[Records for this exercise start]
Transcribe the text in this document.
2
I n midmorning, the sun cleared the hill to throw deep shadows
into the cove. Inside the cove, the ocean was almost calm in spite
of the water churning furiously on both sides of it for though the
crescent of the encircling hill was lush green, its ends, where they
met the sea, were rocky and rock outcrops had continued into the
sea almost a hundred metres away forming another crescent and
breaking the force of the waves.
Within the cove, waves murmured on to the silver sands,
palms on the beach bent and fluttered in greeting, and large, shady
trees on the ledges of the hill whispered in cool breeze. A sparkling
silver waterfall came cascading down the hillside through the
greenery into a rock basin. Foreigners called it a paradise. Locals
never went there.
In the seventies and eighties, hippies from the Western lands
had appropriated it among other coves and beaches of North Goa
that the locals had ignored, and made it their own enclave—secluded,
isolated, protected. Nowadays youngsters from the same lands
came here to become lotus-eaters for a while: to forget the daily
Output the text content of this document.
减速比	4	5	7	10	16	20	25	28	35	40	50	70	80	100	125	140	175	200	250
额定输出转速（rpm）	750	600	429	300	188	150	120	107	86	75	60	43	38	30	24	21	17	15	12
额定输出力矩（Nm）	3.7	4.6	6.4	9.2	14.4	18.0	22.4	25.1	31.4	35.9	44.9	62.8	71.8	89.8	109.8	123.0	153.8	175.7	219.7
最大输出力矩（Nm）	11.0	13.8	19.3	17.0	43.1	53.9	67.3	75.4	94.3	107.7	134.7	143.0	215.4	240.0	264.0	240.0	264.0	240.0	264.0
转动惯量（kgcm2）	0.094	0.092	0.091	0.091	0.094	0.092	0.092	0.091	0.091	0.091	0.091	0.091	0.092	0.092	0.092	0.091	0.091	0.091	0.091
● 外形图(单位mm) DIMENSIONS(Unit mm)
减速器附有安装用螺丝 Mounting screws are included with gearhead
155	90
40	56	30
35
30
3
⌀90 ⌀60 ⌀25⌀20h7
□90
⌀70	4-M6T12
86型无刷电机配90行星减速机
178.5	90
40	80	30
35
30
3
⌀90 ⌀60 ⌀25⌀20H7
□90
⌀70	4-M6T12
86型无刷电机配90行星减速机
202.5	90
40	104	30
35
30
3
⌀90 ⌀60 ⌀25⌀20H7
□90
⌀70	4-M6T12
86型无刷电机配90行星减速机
[Records for this exercise end]
:: Task details ::
Using the material above, gather every line that includes "crescent".

:: Exercise response ::
crescent of the encircling hill was lush green, its ends, where they
sea almost a hundred metres away forming another crescent and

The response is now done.